_GIVEN PROBLEM_. Seek out every line containing the word "text", and copy each.

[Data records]
------------------------

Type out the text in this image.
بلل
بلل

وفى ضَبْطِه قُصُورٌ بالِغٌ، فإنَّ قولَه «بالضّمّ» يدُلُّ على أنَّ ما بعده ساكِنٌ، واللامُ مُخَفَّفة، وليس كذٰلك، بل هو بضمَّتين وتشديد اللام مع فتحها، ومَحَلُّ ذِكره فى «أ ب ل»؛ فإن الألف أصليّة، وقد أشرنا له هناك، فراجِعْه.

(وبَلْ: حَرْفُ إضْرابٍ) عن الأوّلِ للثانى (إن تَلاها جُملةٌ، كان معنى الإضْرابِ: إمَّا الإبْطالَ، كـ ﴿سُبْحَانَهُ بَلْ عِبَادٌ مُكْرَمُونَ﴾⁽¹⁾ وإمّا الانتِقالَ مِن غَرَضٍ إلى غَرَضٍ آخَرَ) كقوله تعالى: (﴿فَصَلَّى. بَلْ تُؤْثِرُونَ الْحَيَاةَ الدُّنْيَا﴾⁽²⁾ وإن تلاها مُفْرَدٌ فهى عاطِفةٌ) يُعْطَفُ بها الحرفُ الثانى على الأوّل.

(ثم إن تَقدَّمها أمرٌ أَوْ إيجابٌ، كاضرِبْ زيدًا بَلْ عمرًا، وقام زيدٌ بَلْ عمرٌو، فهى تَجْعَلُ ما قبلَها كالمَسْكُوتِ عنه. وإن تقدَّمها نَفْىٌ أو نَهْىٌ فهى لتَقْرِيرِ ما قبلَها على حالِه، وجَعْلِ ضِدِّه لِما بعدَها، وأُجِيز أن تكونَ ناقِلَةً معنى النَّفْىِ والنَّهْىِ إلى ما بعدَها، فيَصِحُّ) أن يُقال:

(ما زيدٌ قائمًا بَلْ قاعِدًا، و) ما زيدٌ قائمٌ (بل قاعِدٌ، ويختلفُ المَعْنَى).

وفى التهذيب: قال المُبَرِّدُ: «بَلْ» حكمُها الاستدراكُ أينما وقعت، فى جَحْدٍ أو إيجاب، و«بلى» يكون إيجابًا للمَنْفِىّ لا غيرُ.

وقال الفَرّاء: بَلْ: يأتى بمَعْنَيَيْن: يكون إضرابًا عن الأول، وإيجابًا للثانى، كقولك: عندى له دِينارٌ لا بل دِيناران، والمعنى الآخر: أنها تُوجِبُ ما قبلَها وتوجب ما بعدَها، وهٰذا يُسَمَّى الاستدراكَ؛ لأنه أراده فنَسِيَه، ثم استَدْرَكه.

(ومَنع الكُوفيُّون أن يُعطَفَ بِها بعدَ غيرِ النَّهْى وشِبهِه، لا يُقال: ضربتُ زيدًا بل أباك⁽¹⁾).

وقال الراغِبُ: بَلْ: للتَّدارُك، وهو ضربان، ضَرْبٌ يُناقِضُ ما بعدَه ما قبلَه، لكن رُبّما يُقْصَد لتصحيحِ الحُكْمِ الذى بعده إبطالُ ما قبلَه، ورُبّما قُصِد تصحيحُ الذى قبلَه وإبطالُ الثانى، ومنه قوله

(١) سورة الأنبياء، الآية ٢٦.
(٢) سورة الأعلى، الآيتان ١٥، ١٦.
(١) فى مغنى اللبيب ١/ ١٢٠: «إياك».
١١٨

------------------------

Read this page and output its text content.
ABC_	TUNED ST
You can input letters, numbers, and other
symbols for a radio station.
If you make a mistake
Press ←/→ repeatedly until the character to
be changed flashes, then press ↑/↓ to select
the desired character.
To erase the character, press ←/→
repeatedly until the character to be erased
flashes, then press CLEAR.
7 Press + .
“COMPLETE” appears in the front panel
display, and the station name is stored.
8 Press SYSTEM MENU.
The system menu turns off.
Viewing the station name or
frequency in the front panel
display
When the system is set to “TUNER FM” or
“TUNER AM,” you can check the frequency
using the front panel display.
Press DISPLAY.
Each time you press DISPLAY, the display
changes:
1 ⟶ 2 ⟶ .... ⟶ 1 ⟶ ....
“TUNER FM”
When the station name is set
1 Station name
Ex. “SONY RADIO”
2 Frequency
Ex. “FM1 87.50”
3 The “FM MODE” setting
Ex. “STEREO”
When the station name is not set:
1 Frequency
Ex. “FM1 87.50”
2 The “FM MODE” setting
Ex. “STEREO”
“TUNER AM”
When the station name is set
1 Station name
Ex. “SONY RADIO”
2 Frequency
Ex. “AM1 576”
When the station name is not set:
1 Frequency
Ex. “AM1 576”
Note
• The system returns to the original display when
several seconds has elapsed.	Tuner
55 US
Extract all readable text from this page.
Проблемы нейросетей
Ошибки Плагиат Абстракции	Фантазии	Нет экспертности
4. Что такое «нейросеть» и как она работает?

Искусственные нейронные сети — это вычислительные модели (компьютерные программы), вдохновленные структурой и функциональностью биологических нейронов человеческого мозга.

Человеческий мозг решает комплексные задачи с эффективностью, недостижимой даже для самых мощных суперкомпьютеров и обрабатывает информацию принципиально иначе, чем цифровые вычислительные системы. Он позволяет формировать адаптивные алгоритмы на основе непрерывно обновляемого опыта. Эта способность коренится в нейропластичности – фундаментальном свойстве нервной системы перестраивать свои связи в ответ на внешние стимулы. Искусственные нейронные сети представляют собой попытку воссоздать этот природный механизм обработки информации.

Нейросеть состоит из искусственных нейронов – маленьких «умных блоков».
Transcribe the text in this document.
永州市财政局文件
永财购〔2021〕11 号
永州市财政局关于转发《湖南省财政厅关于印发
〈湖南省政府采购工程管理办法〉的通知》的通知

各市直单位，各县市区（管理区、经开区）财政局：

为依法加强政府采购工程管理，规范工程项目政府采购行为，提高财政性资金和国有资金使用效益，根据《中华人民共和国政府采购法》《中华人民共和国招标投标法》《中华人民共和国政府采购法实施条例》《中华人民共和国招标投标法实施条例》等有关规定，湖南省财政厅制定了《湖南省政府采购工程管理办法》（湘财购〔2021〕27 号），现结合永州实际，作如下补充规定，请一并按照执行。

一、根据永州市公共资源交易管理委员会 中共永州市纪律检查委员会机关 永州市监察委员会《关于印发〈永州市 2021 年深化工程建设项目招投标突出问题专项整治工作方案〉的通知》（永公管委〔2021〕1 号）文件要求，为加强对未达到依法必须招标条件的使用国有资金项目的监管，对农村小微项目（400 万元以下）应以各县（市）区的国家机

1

------------------------

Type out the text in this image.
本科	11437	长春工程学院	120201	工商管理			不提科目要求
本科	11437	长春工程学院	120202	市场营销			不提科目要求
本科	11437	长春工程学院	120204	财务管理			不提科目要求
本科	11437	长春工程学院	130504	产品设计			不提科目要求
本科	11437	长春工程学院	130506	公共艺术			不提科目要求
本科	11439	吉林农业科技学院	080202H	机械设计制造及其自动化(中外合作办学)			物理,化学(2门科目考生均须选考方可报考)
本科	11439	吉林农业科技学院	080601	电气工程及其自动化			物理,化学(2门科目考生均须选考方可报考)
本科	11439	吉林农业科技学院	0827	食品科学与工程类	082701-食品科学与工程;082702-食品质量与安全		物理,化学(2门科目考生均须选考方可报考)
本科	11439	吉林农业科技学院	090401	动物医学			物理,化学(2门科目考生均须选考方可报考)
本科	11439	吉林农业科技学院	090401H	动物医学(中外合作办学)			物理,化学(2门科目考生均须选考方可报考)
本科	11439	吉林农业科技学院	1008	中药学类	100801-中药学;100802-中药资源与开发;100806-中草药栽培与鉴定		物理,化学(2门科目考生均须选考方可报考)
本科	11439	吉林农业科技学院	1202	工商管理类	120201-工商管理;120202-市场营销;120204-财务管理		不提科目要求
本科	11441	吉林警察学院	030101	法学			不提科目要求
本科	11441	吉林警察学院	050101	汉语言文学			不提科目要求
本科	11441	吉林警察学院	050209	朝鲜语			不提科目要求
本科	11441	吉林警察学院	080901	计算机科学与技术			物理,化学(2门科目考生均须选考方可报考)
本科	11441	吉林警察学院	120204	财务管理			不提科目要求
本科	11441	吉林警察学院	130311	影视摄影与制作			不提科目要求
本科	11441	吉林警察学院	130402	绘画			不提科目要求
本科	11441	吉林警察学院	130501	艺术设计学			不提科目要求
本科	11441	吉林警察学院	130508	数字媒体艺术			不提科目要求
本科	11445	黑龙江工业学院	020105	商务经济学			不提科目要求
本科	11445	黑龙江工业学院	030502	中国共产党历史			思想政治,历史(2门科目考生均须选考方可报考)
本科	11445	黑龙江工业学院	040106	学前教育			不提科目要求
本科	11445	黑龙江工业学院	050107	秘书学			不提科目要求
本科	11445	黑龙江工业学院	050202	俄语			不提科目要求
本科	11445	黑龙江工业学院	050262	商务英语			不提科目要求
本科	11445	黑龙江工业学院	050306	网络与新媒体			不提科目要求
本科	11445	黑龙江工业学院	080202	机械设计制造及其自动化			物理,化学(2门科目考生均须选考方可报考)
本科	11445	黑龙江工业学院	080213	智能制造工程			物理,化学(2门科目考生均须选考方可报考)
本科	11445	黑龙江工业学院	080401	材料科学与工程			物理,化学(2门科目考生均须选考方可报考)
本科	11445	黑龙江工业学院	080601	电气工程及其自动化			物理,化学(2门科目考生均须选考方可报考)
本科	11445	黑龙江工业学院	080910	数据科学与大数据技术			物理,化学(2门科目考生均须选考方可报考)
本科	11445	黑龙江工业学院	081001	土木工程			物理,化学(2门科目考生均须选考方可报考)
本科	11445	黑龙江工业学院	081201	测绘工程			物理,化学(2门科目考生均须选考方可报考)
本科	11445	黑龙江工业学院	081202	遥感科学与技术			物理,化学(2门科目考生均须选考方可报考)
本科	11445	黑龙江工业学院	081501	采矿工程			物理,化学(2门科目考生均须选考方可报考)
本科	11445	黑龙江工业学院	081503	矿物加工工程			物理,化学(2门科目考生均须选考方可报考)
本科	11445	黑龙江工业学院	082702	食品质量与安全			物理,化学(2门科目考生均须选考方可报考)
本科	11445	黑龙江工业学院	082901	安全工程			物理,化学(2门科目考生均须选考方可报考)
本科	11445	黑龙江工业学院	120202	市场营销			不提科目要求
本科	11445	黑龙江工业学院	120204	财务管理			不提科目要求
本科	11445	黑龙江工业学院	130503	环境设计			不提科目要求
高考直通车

------------------------

_RESPONSE TO THE EXERCISE_.
Type out the text in this image.
Read this page and output its text content.
Extract all readable text from this page.
Transcribe the text in this document.
Type out the text in this image.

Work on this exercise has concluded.